───── INPUT DATA

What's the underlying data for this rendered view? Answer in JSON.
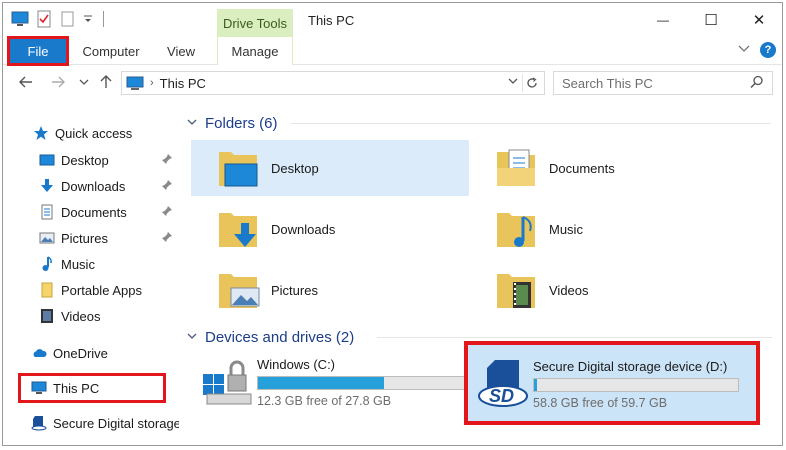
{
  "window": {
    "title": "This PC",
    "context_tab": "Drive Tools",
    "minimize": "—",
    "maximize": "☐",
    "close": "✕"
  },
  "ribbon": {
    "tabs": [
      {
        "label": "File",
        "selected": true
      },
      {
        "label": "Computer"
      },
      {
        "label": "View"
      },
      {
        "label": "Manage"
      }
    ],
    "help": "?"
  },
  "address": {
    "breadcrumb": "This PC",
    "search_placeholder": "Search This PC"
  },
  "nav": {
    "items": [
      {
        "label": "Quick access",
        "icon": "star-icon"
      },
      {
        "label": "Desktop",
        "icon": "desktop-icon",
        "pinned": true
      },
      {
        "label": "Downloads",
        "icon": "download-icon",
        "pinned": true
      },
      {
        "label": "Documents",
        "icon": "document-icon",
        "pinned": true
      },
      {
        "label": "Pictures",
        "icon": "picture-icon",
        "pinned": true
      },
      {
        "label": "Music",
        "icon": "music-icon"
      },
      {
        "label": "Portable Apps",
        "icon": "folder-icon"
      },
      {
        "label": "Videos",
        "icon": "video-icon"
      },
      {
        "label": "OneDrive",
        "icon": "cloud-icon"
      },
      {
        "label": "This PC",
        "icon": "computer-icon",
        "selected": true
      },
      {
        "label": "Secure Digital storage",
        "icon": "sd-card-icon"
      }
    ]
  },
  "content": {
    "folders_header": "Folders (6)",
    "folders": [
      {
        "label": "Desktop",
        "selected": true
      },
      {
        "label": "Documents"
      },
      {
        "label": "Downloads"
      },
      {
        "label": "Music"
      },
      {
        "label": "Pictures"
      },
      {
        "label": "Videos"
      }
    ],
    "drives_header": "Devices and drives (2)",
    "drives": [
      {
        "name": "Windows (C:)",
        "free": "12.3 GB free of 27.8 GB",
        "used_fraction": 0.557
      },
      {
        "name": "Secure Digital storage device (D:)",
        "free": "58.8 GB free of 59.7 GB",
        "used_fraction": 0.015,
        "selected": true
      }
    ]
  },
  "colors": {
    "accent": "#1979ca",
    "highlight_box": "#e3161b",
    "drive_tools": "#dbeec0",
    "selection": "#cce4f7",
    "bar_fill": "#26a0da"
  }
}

──────────

**SET TASK**
In the records, locate each line holding the string "Secure" and copy it.

**EXERCISE OUTPUT**
        "label": "Secure Digital storage",
        "name": "Secure Digital storage device (D:)",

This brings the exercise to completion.